Do this: From the entries below, copy out every line with "JSON" in it.

[Dataset entries]
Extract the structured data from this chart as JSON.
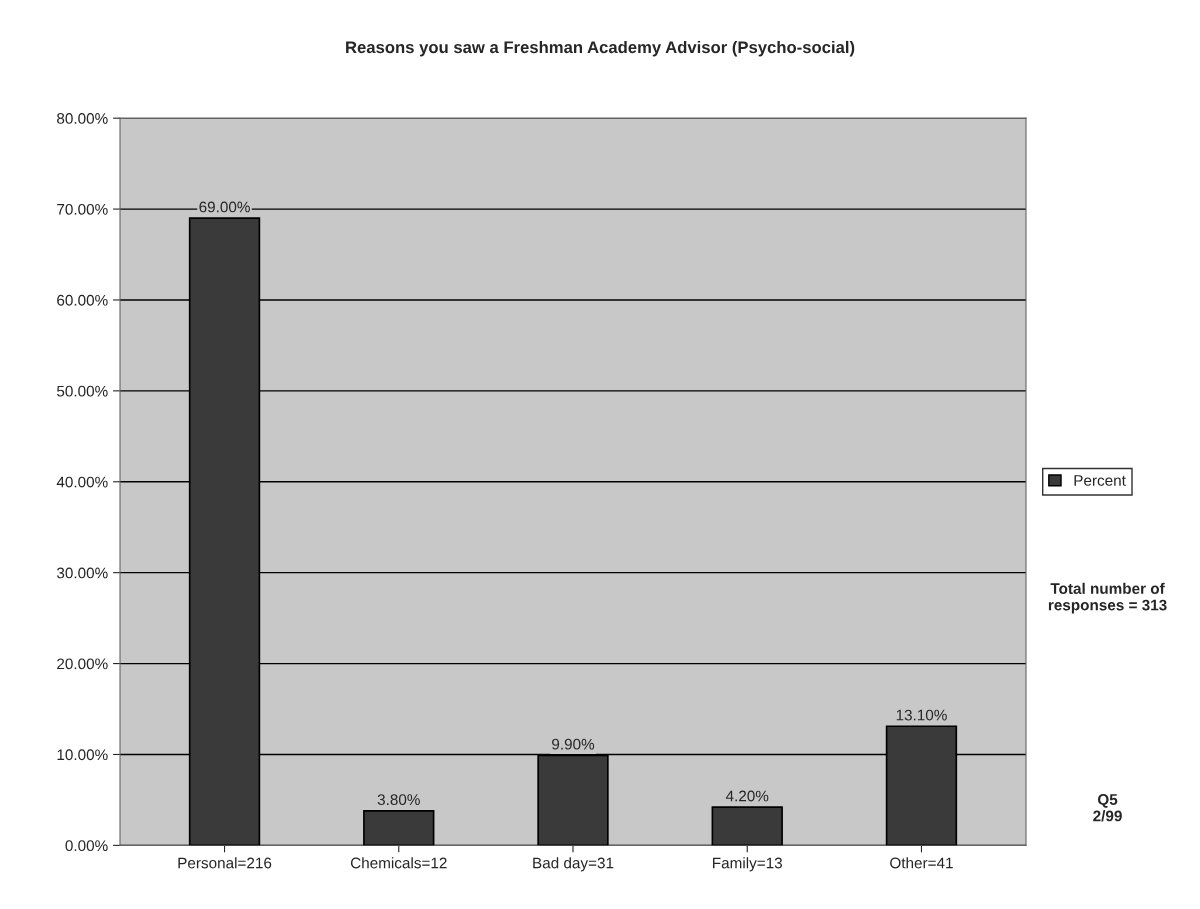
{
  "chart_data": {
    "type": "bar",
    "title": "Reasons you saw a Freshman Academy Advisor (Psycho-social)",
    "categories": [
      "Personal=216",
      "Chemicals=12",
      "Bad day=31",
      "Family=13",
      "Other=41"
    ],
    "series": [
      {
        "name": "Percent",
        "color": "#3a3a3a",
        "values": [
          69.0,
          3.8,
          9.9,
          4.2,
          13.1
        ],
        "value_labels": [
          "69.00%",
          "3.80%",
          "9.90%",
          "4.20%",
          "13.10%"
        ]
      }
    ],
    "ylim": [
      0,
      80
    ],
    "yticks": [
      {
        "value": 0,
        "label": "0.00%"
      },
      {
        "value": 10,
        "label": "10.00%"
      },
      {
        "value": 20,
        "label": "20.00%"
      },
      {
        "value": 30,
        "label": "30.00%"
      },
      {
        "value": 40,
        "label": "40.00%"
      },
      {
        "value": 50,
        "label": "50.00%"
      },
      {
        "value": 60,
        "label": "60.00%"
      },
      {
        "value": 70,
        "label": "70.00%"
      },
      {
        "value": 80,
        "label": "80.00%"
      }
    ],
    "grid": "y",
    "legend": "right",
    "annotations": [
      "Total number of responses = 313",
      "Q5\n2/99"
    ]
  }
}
---
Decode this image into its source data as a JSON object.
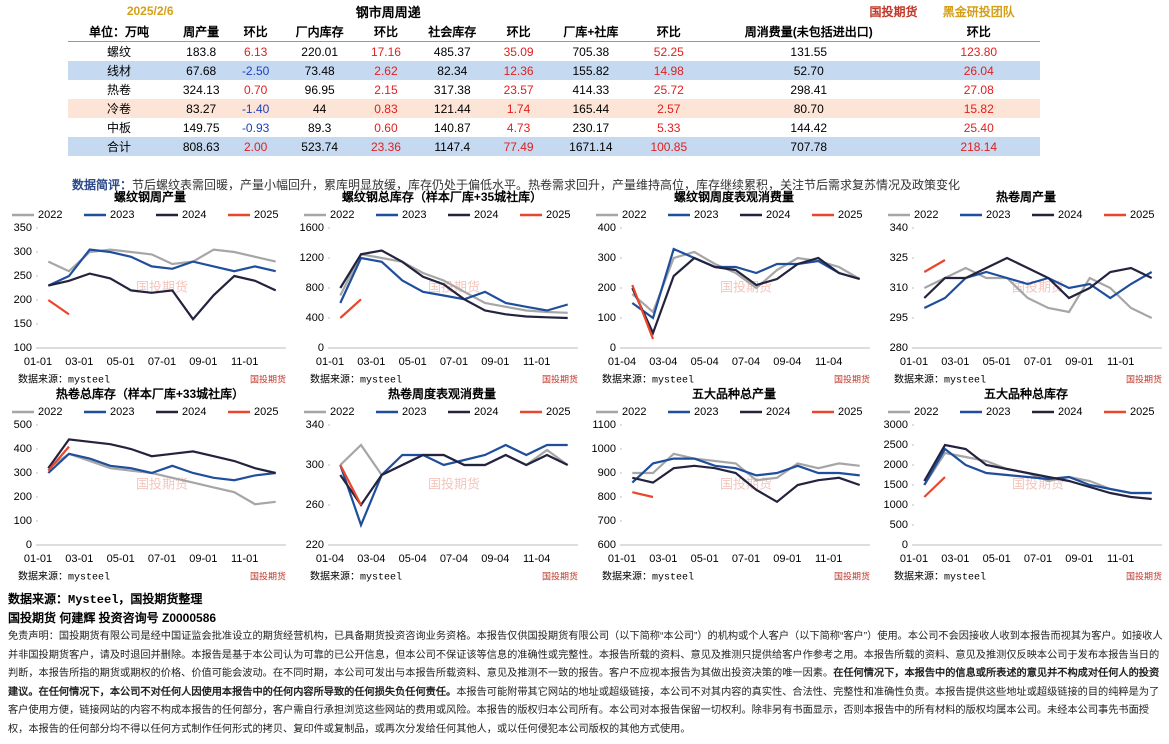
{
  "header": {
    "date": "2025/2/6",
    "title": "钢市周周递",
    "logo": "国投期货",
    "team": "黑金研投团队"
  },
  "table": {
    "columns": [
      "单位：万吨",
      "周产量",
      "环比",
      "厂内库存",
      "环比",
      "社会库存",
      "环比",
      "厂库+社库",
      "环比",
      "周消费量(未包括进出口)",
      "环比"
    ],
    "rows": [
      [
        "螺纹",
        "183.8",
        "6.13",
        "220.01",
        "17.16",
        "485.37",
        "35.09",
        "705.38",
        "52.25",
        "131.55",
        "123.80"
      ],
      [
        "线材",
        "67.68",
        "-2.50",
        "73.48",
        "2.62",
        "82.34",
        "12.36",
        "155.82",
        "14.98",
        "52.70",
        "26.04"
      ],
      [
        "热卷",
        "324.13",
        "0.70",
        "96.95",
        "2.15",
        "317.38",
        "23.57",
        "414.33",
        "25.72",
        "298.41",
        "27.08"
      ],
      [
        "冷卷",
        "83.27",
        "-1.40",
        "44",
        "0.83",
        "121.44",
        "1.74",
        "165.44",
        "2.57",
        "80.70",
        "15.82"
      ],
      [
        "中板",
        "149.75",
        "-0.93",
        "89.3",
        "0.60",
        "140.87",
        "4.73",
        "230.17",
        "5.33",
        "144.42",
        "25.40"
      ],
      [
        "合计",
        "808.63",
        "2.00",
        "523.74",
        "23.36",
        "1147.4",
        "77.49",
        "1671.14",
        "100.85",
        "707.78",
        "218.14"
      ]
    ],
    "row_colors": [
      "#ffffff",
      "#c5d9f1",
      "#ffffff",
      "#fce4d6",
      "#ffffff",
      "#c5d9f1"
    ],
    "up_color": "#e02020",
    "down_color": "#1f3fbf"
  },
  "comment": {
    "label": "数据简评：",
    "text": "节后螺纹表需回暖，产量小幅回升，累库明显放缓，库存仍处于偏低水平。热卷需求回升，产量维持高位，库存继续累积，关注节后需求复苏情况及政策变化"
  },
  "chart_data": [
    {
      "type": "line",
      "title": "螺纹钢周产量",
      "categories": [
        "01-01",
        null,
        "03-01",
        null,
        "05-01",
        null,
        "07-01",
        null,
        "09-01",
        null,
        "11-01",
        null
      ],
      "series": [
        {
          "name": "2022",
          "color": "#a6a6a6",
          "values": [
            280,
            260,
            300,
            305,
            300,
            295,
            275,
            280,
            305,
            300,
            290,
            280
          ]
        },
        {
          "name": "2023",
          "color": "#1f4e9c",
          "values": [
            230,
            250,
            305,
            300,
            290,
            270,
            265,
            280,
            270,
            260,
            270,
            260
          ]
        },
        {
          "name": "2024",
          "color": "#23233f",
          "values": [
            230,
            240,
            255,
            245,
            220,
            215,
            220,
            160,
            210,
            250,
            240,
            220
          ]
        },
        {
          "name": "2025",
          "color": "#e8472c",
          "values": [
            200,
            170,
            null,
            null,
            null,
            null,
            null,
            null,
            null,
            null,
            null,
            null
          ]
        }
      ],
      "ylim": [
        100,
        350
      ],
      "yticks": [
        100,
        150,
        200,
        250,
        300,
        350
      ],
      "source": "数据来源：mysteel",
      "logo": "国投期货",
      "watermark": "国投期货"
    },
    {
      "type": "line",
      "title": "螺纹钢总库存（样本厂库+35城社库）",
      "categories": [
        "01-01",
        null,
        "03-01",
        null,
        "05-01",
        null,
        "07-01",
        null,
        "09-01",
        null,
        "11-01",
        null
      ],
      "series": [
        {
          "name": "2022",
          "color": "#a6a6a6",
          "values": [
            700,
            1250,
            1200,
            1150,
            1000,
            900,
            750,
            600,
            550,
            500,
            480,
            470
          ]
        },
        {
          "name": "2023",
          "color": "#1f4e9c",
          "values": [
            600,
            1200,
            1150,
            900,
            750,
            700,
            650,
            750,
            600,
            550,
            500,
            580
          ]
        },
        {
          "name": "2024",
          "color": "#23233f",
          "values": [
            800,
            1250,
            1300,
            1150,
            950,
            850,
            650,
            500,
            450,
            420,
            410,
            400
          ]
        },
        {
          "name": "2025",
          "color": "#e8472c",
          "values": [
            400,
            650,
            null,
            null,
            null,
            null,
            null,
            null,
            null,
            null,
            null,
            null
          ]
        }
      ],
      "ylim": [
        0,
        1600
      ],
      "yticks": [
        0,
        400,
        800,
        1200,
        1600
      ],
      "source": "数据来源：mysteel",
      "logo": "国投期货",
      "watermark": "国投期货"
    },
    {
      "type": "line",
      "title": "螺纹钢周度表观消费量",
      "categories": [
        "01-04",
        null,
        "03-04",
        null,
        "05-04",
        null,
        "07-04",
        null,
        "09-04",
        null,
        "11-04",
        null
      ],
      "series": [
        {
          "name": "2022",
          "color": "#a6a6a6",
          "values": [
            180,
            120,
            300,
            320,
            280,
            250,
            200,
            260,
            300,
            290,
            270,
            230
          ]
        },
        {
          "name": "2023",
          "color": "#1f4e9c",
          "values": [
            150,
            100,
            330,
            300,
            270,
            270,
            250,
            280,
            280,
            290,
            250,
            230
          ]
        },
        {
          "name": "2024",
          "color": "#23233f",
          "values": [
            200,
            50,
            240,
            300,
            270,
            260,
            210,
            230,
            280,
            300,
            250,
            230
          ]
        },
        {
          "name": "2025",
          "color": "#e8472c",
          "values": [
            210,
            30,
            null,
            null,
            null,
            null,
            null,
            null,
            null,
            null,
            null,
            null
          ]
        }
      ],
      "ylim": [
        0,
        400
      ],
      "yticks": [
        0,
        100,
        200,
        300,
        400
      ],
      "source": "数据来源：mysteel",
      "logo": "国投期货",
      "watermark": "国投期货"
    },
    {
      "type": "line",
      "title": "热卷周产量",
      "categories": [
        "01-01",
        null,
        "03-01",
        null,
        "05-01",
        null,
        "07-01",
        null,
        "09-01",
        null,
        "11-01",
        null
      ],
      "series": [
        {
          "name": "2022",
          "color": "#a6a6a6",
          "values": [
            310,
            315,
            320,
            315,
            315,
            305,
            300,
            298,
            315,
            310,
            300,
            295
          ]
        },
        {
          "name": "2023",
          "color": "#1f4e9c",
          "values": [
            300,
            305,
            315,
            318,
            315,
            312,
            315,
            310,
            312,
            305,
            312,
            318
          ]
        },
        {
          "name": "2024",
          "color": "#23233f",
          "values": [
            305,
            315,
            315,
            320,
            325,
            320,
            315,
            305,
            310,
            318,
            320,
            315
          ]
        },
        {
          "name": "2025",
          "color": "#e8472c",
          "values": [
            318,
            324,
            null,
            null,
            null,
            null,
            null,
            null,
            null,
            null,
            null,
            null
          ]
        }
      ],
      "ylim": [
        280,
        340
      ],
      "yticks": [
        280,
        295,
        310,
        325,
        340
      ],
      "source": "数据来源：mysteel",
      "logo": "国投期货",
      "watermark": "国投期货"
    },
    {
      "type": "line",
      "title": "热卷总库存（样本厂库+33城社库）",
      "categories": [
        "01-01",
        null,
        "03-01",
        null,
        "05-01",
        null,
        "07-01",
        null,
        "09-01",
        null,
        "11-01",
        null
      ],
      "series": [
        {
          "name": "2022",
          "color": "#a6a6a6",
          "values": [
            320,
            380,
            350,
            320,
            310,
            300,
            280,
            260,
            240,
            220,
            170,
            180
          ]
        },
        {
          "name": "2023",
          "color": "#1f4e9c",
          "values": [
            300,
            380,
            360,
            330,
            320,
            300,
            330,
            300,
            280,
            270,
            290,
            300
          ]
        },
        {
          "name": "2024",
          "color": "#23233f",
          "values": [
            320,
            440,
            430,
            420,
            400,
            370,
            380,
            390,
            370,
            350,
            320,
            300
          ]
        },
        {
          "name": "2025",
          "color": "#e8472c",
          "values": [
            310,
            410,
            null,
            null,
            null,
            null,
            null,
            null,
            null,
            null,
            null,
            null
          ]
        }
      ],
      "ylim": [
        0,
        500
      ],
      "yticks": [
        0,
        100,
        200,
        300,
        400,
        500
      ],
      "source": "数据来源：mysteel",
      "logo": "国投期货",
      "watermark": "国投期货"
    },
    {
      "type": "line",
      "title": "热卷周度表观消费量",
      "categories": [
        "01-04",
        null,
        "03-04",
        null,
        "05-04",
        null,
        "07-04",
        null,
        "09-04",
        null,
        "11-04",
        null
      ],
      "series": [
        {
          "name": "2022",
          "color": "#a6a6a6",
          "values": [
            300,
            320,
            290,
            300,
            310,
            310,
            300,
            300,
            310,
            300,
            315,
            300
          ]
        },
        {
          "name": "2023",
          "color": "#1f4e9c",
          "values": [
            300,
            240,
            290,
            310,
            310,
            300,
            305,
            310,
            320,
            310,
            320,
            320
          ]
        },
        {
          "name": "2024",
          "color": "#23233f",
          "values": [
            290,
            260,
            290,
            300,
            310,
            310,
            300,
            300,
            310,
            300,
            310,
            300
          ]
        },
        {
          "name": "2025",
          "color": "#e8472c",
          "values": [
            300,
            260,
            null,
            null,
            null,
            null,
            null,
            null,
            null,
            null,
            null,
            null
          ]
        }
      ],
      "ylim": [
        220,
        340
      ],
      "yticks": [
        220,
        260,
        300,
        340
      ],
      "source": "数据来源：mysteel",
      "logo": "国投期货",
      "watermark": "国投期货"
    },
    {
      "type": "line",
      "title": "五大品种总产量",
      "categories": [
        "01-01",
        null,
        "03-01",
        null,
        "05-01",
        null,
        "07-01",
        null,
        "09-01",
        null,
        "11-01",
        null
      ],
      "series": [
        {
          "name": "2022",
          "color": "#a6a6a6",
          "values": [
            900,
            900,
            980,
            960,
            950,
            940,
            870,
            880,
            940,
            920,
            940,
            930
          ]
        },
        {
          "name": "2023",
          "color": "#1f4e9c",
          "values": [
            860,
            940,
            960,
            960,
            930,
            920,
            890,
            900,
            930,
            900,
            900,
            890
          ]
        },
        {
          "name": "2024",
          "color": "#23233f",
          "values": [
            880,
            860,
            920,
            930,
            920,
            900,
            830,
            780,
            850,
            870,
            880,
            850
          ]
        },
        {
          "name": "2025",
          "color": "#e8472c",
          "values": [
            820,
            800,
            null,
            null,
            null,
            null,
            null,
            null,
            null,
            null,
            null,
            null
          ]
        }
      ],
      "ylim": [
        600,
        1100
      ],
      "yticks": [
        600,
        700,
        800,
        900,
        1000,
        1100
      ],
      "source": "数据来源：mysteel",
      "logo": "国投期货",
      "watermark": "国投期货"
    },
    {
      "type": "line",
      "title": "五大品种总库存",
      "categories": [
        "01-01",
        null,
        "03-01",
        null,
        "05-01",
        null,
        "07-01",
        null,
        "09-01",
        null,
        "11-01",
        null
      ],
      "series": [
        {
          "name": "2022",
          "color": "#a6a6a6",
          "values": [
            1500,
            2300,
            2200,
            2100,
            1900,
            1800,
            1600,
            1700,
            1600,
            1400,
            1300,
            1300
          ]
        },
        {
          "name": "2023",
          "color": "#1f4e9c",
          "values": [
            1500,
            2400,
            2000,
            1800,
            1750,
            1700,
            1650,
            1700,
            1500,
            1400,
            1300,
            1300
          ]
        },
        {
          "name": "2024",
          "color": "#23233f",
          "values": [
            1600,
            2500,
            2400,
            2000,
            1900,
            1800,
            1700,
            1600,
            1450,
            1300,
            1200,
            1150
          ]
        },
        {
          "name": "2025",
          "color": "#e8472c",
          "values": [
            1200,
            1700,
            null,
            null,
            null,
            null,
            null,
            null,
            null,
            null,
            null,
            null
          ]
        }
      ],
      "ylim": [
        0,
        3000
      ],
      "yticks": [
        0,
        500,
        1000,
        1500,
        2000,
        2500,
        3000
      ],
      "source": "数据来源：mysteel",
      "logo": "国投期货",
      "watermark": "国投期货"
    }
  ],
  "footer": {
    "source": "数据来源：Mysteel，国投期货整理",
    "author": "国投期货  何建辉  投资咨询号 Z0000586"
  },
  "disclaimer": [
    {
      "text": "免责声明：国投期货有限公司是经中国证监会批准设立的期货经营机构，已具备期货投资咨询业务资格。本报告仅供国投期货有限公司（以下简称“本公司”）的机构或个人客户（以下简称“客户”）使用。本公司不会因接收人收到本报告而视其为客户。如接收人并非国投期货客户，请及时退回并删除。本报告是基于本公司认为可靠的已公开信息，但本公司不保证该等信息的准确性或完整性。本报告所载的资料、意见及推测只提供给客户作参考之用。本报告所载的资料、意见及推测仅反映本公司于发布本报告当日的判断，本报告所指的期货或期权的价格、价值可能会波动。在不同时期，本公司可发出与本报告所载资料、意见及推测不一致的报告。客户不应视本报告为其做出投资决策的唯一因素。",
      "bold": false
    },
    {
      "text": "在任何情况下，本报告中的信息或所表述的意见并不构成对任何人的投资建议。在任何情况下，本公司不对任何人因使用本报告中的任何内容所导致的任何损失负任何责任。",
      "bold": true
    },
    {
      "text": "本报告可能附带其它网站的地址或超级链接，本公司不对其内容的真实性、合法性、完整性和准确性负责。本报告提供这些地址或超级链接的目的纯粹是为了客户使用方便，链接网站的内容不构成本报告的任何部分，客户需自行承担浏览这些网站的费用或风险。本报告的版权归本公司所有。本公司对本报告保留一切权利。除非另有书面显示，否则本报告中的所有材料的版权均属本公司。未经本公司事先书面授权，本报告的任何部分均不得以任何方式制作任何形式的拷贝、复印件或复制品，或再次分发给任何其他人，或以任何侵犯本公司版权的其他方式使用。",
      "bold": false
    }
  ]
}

Result:
Extract the structured data from this chart as JSON.
Decode this image into its source data as a JSON object.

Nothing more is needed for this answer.